## start Records for processing

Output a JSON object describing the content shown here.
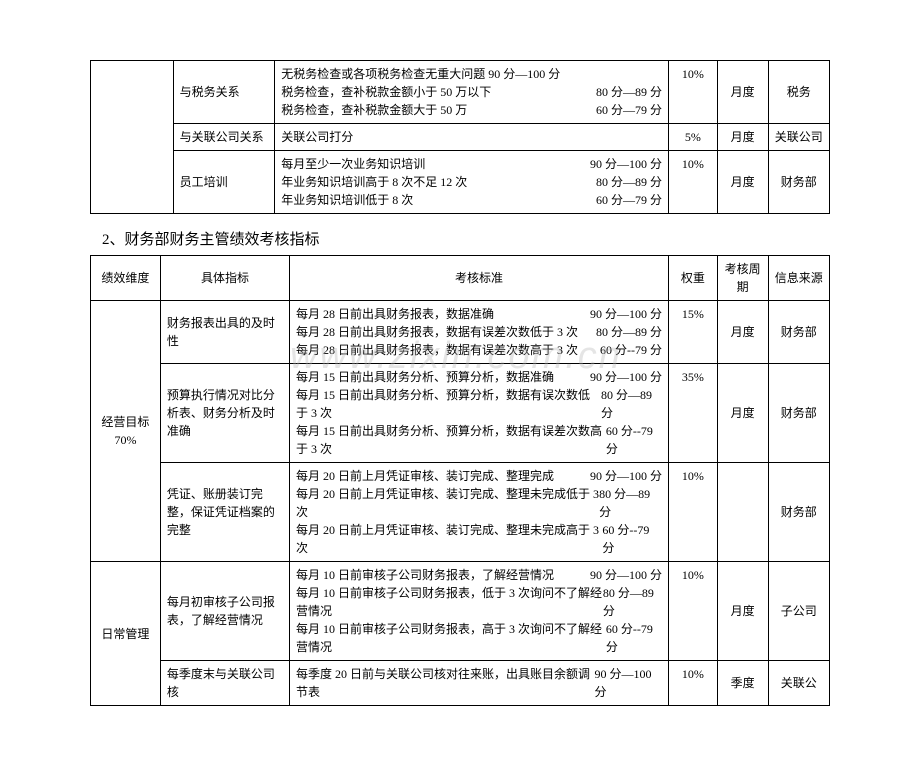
{
  "watermark": "www.zixin.com.cn",
  "table1": {
    "col_widths": [
      "78px",
      "96px",
      "372px",
      "46px",
      "48px",
      "58px"
    ],
    "rows": [
      {
        "c1": "",
        "c2": "与税务关系",
        "c3_lines": [
          {
            "text": "无税务检查或各项税务检查无重大问题 90 分—100 分",
            "score": ""
          },
          {
            "text": "税务检查，查补税款金额小于 50 万以下",
            "score": "80 分—89 分"
          },
          {
            "text": "税务检查，查补税款金额大于 50 万",
            "score": "60 分—79 分"
          }
        ],
        "c4": "10%",
        "c5": "月度",
        "c6": "税务"
      },
      {
        "c1": "",
        "c2": "与关联公司关系",
        "c3_lines": [
          {
            "text": "关联公司打分",
            "score": ""
          }
        ],
        "c4": "5%",
        "c5": "月度",
        "c6": "关联公司"
      },
      {
        "c1": "",
        "c2": "员工培训",
        "c3_lines": [
          {
            "text": "每月至少一次业务知识培训",
            "score": "90 分—100 分"
          },
          {
            "text": "年业务知识培训高于 8 次不足 12 次",
            "score": "80 分—89 分"
          },
          {
            "text": "年业务知识培训低于 8 次",
            "score": "60 分—79 分"
          }
        ],
        "c4": "10%",
        "c5": "月度",
        "c6": "财务部"
      }
    ]
  },
  "section_title": "2、财务部财务主管绩效考核指标",
  "table2": {
    "col_widths": [
      "66px",
      "122px",
      "358px",
      "46px",
      "48px",
      "58px"
    ],
    "headers": [
      "绩效维度",
      "具体指标",
      "考核标准",
      "权重",
      "考核周期",
      "信息来源"
    ],
    "group1_label": "经营目标\n70%",
    "group2_label": "日常管理",
    "rows": [
      {
        "indicator": "财务报表出具的及时性",
        "criteria": [
          {
            "text": "每月 28 日前出具财务报表，数据准确",
            "score": "90 分—100 分"
          },
          {
            "text": "每月 28 日前出具财务报表，数据有误差次数低于 3 次",
            "score": "80 分—89 分"
          },
          {
            "text": "每月 28 日前出具财务报表，数据有误差次数高于 3 次",
            "score": "60 分--79 分"
          }
        ],
        "weight": "15%",
        "cycle": "月度",
        "source": "财务部"
      },
      {
        "indicator": "预算执行情况对比分析表、财务分析及时准确",
        "criteria": [
          {
            "text": "每月 15 日前出具财务分析、预算分析，数据准确",
            "score": "90 分—100 分"
          },
          {
            "text": "每月 15 日前出具财务分析、预算分析，数据有误次数低于 3 次",
            "score": "80 分—89 分"
          },
          {
            "text": "每月 15 日前出具财务分析、预算分析，数据有误差次数高于 3 次",
            "score": "60 分--79 分"
          }
        ],
        "weight": "35%",
        "cycle": "月度",
        "source": "财务部"
      },
      {
        "indicator": "凭证、账册装订完整，保证凭证档案的完整",
        "criteria": [
          {
            "text": "每月 20 日前上月凭证审核、装订完成、整理完成",
            "score": "90 分—100 分"
          },
          {
            "text": "每月 20 日前上月凭证审核、装订完成、整理未完成低于 3 次",
            "score": "80 分—89 分"
          },
          {
            "text": "每月 20 日前上月凭证审核、装订完成、整理未完成高于 3 次",
            "score": "60 分--79 分"
          }
        ],
        "weight": "10%",
        "cycle": "",
        "source": "财务部"
      },
      {
        "indicator": "每月初审核子公司报表，了解经营情况",
        "criteria": [
          {
            "text": "每月 10 日前审核子公司财务报表，了解经营情况",
            "score": "90 分—100 分"
          },
          {
            "text": "每月 10 日前审核子公司财务报表，低于 3 次询问不了解经营情况",
            "score": "80 分—89 分"
          },
          {
            "text": "每月 10 日前审核子公司财务报表，高于 3 次询问不了解经营情况",
            "score": "60 分--79 分"
          }
        ],
        "weight": "10%",
        "cycle": "月度",
        "source": "子公司"
      },
      {
        "indicator": "每季度末与关联公司核",
        "criteria": [
          {
            "text": "每季度 20 日前与关联公司核对往来账，出具账目余额调节表",
            "score": "90 分—100 分"
          }
        ],
        "weight": "10%",
        "cycle": "季度",
        "source": "关联公"
      }
    ]
  }
}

## end Records for processing

__Requirements__
Give every line above again exactly, with no pictures.

__Answer to the task__
Output a JSON object describing the content shown here.
{
  "watermark": "www.zixin.com.cn",
  "table1": {
    "col_widths": [
      "78px",
      "96px",
      "372px",
      "46px",
      "48px",
      "58px"
    ],
    "rows": [
      {
        "c1": "",
        "c2": "与税务关系",
        "c3_lines": [
          {
            "text": "无税务检查或各项税务检查无重大问题 90 分—100 分",
            "score": ""
          },
          {
            "text": "税务检查，查补税款金额小于 50 万以下",
            "score": "80 分—89 分"
          },
          {
            "text": "税务检查，查补税款金额大于 50 万",
            "score": "60 分—79 分"
          }
        ],
        "c4": "10%",
        "c5": "月度",
        "c6": "税务"
      },
      {
        "c1": "",
        "c2": "与关联公司关系",
        "c3_lines": [
          {
            "text": "关联公司打分",
            "score": ""
          }
        ],
        "c4": "5%",
        "c5": "月度",
        "c6": "关联公司"
      },
      {
        "c1": "",
        "c2": "员工培训",
        "c3_lines": [
          {
            "text": "每月至少一次业务知识培训",
            "score": "90 分—100 分"
          },
          {
            "text": "年业务知识培训高于 8 次不足 12 次",
            "score": "80 分—89 分"
          },
          {
            "text": "年业务知识培训低于 8 次",
            "score": "60 分—79 分"
          }
        ],
        "c4": "10%",
        "c5": "月度",
        "c6": "财务部"
      }
    ]
  },
  "section_title": "2、财务部财务主管绩效考核指标",
  "table2": {
    "col_widths": [
      "66px",
      "122px",
      "358px",
      "46px",
      "48px",
      "58px"
    ],
    "headers": [
      "绩效维度",
      "具体指标",
      "考核标准",
      "权重",
      "考核周期",
      "信息来源"
    ],
    "group1_label": "经营目标\n70%",
    "group2_label": "日常管理",
    "rows": [
      {
        "indicator": "财务报表出具的及时性",
        "criteria": [
          {
            "text": "每月 28 日前出具财务报表，数据准确",
            "score": "90 分—100 分"
          },
          {
            "text": "每月 28 日前出具财务报表，数据有误差次数低于 3 次",
            "score": "80 分—89 分"
          },
          {
            "text": "每月 28 日前出具财务报表，数据有误差次数高于 3 次",
            "score": "60 分--79 分"
          }
        ],
        "weight": "15%",
        "cycle": "月度",
        "source": "财务部"
      },
      {
        "indicator": "预算执行情况对比分析表、财务分析及时准确",
        "criteria": [
          {
            "text": "每月 15 日前出具财务分析、预算分析，数据准确",
            "score": "90 分—100 分"
          },
          {
            "text": "每月 15 日前出具财务分析、预算分析，数据有误次数低于 3 次",
            "score": "80 分—89 分"
          },
          {
            "text": "每月 15 日前出具财务分析、预算分析，数据有误差次数高于 3 次",
            "score": "60 分--79 分"
          }
        ],
        "weight": "35%",
        "cycle": "月度",
        "source": "财务部"
      },
      {
        "indicator": "凭证、账册装订完整，保证凭证档案的完整",
        "criteria": [
          {
            "text": "每月 20 日前上月凭证审核、装订完成、整理完成",
            "score": "90 分—100 分"
          },
          {
            "text": "每月 20 日前上月凭证审核、装订完成、整理未完成低于 3 次",
            "score": "80 分—89 分"
          },
          {
            "text": "每月 20 日前上月凭证审核、装订完成、整理未完成高于 3 次",
            "score": "60 分--79 分"
          }
        ],
        "weight": "10%",
        "cycle": "",
        "source": "财务部"
      },
      {
        "indicator": "每月初审核子公司报表，了解经营情况",
        "criteria": [
          {
            "text": "每月 10 日前审核子公司财务报表，了解经营情况",
            "score": "90 分—100 分"
          },
          {
            "text": "每月 10 日前审核子公司财务报表，低于 3 次询问不了解经营情况",
            "score": "80 分—89 分"
          },
          {
            "text": "每月 10 日前审核子公司财务报表，高于 3 次询问不了解经营情况",
            "score": "60 分--79 分"
          }
        ],
        "weight": "10%",
        "cycle": "月度",
        "source": "子公司"
      },
      {
        "indicator": "每季度末与关联公司核",
        "criteria": [
          {
            "text": "每季度 20 日前与关联公司核对往来账，出具账目余额调节表",
            "score": "90 分—100 分"
          }
        ],
        "weight": "10%",
        "cycle": "季度",
        "source": "关联公"
      }
    ]
  }
}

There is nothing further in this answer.